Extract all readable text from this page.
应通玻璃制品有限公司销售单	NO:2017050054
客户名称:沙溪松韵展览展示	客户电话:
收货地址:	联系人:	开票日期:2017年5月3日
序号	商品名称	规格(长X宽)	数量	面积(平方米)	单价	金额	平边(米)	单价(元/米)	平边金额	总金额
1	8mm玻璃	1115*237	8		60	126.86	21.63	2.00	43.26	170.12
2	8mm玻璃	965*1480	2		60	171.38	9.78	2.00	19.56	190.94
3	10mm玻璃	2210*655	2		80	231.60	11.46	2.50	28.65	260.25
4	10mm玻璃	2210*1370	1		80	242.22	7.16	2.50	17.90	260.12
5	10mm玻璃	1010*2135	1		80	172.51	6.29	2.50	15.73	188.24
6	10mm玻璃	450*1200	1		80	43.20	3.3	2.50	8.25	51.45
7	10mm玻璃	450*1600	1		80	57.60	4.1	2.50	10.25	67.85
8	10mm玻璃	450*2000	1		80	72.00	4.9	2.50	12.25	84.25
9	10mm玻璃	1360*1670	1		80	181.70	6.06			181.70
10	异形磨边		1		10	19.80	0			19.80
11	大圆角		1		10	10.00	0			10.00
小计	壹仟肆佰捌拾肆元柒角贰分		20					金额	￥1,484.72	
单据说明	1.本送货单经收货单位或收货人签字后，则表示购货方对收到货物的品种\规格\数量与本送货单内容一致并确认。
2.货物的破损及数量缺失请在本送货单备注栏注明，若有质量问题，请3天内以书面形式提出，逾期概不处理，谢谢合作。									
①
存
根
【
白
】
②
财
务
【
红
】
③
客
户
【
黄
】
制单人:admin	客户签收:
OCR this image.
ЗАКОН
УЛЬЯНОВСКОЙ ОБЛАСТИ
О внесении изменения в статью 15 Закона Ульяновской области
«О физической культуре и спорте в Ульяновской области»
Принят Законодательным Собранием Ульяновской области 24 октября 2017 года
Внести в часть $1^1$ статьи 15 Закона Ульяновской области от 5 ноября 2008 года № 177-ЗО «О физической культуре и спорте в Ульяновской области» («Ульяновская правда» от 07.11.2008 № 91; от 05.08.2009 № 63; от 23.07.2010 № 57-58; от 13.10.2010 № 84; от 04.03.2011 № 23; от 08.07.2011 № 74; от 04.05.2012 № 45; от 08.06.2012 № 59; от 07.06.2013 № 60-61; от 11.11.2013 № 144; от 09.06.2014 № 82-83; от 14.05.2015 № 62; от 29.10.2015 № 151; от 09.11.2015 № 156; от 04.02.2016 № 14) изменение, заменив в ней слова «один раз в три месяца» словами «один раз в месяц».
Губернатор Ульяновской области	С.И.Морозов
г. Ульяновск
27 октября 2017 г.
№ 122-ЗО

────────────────

◆ OBJECTIVE: Print again the material above, limited to the lines from the one holding "OCR this image." through the last, inclusive.

◆ THE SOLUTION:
OCR this image.
ЗАКОН
УЛЬЯНОВСКОЙ ОБЛАСТИ
О внесении изменения в статью 15 Закона Ульяновской области
«О физической культуре и спорте в Ульяновской области»
Принят Законодательным Собранием Ульяновской области 24 октября 2017 года
Внести в часть $1^1$ статьи 15 Закона Ульяновской области от 5 ноября 2008 года № 177-ЗО «О физической культуре и спорте в Ульяновской области» («Ульяновская правда» от 07.11.2008 № 91; от 05.08.2009 № 63; от 23.07.2010 № 57-58; от 13.10.2010 № 84; от 04.03.2011 № 23; от 08.07.2011 № 74; от 04.05.2012 № 45; от 08.06.2012 № 59; от 07.06.2013 № 60-61; от 11.11.2013 № 144; от 09.06.2014 № 82-83; от 14.05.2015 № 62; от 29.10.2015 № 151; от 09.11.2015 № 156; от 04.02.2016 № 14) изменение, заменив в ней слова «один раз в три месяца» словами «один раз в месяц».
Губернатор Ульяновской области	С.И.Морозов
г. Ульяновск
27 октября 2017 г.
№ 122-ЗО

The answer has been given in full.